▶ Task directions
Take every line that has the string "values" and copy it out.

.....

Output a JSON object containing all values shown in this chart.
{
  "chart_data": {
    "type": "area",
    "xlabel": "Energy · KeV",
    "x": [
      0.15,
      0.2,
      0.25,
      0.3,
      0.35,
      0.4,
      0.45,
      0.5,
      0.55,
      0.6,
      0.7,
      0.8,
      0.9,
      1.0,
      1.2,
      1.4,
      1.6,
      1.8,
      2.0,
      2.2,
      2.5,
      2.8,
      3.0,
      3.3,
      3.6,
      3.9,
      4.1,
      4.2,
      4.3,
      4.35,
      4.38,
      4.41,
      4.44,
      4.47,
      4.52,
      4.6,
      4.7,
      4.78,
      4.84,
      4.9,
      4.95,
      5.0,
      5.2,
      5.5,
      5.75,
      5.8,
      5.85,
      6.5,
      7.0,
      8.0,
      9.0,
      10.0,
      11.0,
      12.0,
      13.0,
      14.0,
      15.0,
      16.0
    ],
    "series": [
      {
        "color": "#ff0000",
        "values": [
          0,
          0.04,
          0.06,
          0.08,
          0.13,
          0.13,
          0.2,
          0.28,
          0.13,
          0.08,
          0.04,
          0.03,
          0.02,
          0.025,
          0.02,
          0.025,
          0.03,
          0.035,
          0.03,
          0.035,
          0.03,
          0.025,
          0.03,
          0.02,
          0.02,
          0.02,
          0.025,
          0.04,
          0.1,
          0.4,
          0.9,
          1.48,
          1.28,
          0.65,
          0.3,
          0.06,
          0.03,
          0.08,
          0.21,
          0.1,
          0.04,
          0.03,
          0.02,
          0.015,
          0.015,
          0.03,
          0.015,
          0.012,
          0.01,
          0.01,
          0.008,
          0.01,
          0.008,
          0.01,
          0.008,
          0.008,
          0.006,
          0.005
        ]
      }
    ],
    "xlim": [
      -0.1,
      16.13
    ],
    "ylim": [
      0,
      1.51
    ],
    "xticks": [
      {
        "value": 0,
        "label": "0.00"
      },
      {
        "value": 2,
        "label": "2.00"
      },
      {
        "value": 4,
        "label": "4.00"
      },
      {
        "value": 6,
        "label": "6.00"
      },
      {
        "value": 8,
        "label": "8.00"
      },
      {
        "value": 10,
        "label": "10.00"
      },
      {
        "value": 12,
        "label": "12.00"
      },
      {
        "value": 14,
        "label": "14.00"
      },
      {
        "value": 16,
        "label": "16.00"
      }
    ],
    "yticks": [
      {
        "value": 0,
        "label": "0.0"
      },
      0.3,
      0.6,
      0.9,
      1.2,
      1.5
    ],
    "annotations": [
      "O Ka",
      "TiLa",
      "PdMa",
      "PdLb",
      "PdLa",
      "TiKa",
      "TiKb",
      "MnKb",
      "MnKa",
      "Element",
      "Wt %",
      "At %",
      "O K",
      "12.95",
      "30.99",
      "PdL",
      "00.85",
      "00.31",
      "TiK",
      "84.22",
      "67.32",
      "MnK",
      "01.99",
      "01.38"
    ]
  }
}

.....

▶ The reply
Output a JSON object containing all values shown in this chart.
        "values": [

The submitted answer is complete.